Set problem: Output all lines exactly, with nothing added or dropped.

---

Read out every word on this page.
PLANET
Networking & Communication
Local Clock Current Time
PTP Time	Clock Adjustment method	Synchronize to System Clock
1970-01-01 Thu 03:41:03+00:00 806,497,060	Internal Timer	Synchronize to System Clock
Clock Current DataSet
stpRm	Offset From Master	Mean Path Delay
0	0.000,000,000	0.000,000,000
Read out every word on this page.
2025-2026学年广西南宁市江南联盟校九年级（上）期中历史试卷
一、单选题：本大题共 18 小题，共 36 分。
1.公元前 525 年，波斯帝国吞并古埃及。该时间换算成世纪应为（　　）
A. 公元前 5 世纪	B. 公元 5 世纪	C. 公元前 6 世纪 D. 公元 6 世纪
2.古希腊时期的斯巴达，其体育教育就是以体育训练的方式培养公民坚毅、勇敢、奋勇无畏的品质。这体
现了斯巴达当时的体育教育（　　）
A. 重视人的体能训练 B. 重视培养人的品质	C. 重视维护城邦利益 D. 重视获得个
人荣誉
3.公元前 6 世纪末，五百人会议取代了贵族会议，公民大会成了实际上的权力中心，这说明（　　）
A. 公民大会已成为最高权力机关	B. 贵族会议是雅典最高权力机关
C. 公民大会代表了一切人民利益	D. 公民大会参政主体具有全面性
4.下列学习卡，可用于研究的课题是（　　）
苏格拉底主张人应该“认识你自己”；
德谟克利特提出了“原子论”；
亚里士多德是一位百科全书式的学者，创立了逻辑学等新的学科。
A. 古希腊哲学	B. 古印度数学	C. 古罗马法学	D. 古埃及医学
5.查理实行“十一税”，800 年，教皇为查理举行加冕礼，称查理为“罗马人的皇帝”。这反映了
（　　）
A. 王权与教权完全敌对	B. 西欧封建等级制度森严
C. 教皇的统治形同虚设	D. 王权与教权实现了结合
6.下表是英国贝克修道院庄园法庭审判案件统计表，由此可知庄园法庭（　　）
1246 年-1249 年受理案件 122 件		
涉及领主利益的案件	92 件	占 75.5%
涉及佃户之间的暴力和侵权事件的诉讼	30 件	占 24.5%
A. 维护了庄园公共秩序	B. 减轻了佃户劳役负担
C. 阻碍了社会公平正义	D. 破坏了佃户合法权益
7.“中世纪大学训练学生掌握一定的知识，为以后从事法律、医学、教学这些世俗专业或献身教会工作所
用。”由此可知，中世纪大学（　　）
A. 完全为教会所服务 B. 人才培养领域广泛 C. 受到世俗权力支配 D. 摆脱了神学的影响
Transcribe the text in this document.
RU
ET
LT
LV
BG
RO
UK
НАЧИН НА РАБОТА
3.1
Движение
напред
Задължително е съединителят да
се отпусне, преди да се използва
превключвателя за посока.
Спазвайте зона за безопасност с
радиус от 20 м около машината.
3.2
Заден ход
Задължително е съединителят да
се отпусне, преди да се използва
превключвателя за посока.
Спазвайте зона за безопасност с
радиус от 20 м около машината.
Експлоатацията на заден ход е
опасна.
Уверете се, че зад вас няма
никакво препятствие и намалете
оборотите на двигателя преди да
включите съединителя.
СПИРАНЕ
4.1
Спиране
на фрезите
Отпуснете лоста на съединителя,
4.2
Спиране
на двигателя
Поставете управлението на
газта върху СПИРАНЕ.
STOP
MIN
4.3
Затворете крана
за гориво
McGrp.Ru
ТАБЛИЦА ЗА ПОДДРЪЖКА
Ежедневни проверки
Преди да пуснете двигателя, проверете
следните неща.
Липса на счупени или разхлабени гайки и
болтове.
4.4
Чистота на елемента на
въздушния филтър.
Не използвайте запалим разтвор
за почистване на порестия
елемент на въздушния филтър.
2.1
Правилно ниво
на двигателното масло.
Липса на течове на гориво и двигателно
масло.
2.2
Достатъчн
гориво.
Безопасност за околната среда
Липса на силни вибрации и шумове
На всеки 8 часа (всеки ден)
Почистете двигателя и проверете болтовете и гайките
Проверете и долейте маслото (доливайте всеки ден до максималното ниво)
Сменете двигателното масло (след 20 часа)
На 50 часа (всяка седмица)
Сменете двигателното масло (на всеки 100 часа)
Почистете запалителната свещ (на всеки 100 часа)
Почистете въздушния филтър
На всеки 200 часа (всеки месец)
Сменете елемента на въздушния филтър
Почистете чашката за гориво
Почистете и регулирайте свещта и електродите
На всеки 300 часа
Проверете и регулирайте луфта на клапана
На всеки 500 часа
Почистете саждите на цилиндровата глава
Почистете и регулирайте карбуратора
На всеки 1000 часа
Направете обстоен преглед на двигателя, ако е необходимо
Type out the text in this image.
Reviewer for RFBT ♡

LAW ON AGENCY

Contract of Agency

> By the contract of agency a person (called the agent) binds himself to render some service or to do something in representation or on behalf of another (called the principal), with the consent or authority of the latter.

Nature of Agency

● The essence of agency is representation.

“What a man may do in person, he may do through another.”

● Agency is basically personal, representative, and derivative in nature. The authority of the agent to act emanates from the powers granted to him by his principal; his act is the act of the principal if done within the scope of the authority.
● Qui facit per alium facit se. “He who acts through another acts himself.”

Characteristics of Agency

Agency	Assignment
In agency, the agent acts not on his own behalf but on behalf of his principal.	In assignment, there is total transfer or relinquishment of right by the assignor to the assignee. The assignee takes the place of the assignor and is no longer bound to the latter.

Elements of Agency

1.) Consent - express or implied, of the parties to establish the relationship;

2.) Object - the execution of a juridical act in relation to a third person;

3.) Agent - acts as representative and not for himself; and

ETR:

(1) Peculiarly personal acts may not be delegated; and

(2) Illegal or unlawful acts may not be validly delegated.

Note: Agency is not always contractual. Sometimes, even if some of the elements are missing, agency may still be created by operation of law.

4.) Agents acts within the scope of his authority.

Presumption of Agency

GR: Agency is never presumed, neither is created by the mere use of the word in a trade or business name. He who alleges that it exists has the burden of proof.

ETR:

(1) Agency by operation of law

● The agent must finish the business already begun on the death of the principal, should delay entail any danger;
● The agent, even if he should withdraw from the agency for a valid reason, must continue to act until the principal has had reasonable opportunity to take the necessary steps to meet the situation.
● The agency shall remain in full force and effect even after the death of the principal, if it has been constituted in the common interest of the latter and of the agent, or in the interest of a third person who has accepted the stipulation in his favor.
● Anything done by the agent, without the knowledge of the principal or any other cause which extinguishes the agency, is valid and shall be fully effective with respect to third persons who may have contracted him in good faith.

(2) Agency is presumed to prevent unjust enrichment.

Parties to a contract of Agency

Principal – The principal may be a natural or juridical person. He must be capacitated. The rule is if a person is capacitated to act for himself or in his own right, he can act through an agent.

---

Finished exercise:
Read out every word on this page.
PLANET
Networking & Communication
Local Clock Current Time
PTP Time	Clock Adjustment method	Synchronize to System Clock
1970-01-01 Thu 03:41:03+00:00 806,497,060	Internal Timer	Synchronize to System Clock
Clock Current DataSet
stpRm	Offset From Master	Mean Path Delay
0	0.000,000,000	0.000,000,000
Read out every word on this page.
2025-2026学年广西南宁市江南联盟校九年级（上）期中历史试卷
一、单选题：本大题共 18 小题，共 36 分。
1.公元前 525 年，波斯帝国吞并古埃及。该时间换算成世纪应为（　　）
A. 公元前 5 世纪	B. 公元 5 世纪	C. 公元前 6 世纪 D. 公元 6 世纪
2.古希腊时期的斯巴达，其体育教育就是以体育训练的方式培养公民坚毅、勇敢、奋勇无畏的品质。这体
现了斯巴达当时的体育教育（　　）
A. 重视人的体能训练 B. 重视培养人的品质	C. 重视维护城邦利益 D. 重视获得个
人荣誉
3.公元前 6 世纪末，五百人会议取代了贵族会议，公民大会成了实际上的权力中心，这说明（　　）
A. 公民大会已成为最高权力机关	B. 贵族会议是雅典最高权力机关
C. 公民大会代表了一切人民利益	D. 公民大会参政主体具有全面性
4.下列学习卡，可用于研究的课题是（　　）
苏格拉底主张人应该“认识你自己”；
德谟克利特提出了“原子论”；
亚里士多德是一位百科全书式的学者，创立了逻辑学等新的学科。
A. 古希腊哲学	B. 古印度数学	C. 古罗马法学	D. 古埃及医学
5.查理实行“十一税”，800 年，教皇为查理举行加冕礼，称查理为“罗马人的皇帝”。这反映了
（　　）
A. 王权与教权完全敌对	B. 西欧封建等级制度森严
C. 教皇的统治形同虚设	D. 王权与教权实现了结合
6.下表是英国贝克修道院庄园法庭审判案件统计表，由此可知庄园法庭（　　）
1246 年-1249 年受理案件 122 件		
涉及领主利益的案件	92 件	占 75.5%
涉及佃户之间的暴力和侵权事件的诉讼	30 件	占 24.5%
A. 维护了庄园公共秩序	B. 减轻了佃户劳役负担
C. 阻碍了社会公平正义	D. 破坏了佃户合法权益
7.“中世纪大学训练学生掌握一定的知识，为以后从事法律、医学、教学这些世俗专业或献身教会工作所
用。”由此可知，中世纪大学（　　）
A. 完全为教会所服务 B. 人才培养领域广泛 C. 受到世俗权力支配 D. 摆脱了神学的影响
Transcribe the text in this document.
RU
ET
LT
LV
BG
RO
UK
НАЧИН НА РАБОТА
3.1
Движение
напред
Задължително е съединителят да
се отпусне, преди да се използва
превключвателя за посока.
Спазвайте зона за безопасност с
радиус от 20 м около машината.
3.2
Заден ход
Задължително е съединителят да
се отпусне, преди да се използва
превключвателя за посока.
Спазвайте зона за безопасност с
радиус от 20 м около машината.
Експлоатацията на заден ход е
опасна.
Уверете се, че зад вас няма
никакво препятствие и намалете
оборотите на двигателя преди да
включите съединителя.
СПИРАНЕ
4.1
Спиране
на фрезите
Отпуснете лоста на съединителя,
4.2
Спиране
на двигателя
Поставете управлението на
газта върху СПИРАНЕ.
STOP
MIN
4.3
Затворете крана
за гориво
McGrp.Ru
ТАБЛИЦА ЗА ПОДДРЪЖКА
Ежедневни проверки
Преди да пуснете двигателя, проверете
следните неща.
Липса на счупени или разхлабени гайки и
болтове.
4.4
Чистота на елемента на
въздушния филтър.
Не използвайте запалим разтвор
за почистване на порестия
елемент на въздушния филтър.
2.1
Правилно ниво
на двигателното масло.
Липса на течове на гориво и двигателно
масло.
2.2
Достатъчн
гориво.
Безопасност за околната среда
Липса на силни вибрации и шумове
На всеки 8 часа (всеки ден)
Почистете двигателя и проверете болтовете и гайките
Проверете и долейте маслото (доливайте всеки ден до максималното ниво)
Сменете двигателното масло (след 20 часа)
На 50 часа (всяка седмица)
Сменете двигателното масло (на всеки 100 часа)
Почистете запалителната свещ (на всеки 100 часа)
Почистете въздушния филтър
На всеки 200 часа (всеки месец)
Сменете елемента на въздушния филтър
Почистете чашката за гориво
Почистете и регулирайте свещта и електродите
На всеки 300 часа
Проверете и регулирайте луфта на клапана
На всеки 500 часа
Почистете саждите на цилиндровата глава
Почистете и регулирайте карбуратора
На всеки 1000 часа
Направете обстоен преглед на двигателя, ако е необходимо
Type out the text in this image.
Reviewer for RFBT ♡

LAW ON AGENCY

Contract of Agency

> By the contract of agency a person (called the agent) binds himself to render some service or to do something in representation or on behalf of another (called the principal), with the consent or authority of the latter.

Nature of Agency

● The essence of agency is representation.

“What a man may do in person, he may do through another.”

● Agency is basically personal, representative, and derivative in nature. The authority of the agent to act emanates from the powers granted to him by his principal; his act is the act of the principal if done within the scope of the authority.
● Qui facit per alium facit se. “He who acts through another acts himself.”

Characteristics of Agency

Agency	Assignment
In agency, the agent acts not on his own behalf but on behalf of his principal.	In assignment, there is total transfer or relinquishment of right by the assignor to the assignee. The assignee takes the place of the assignor and is no longer bound to the latter.

Elements of Agency

1.) Consent - express or implied, of the parties to establish the relationship;

2.) Object - the execution of a juridical act in relation to a third person;

3.) Agent - acts as representative and not for himself; and

ETR:

(1) Peculiarly personal acts may not be delegated; and

(2) Illegal or unlawful acts may not be validly delegated.

Note: Agency is not always contractual. Sometimes, even if some of the elements are missing, agency may still be created by operation of law.

4.) Agents acts within the scope of his authority.

Presumption of Agency

GR: Agency is never presumed, neither is created by the mere use of the word in a trade or business name. He who alleges that it exists has the burden of proof.

ETR:

(1) Agency by operation of law

● The agent must finish the business already begun on the death of the principal, should delay entail any danger;
● The agent, even if he should withdraw from the agency for a valid reason, must continue to act until the principal has had reasonable opportunity to take the necessary steps to meet the situation.
● The agency shall remain in full force and effect even after the death of the principal, if it has been constituted in the common interest of the latter and of the agent, or in the interest of a third person who has accepted the stipulation in his favor.
● Anything done by the agent, without the knowledge of the principal or any other cause which extinguishes the agency, is valid and shall be fully effective with respect to third persons who may have contracted him in good faith.

(2) Agency is presumed to prevent unjust enrichment.

Parties to a contract of Agency

Principal – The principal may be a natural or juridical person. He must be capacitated. The rule is if a person is capacitated to act for himself or in his own right, he can act through an agent.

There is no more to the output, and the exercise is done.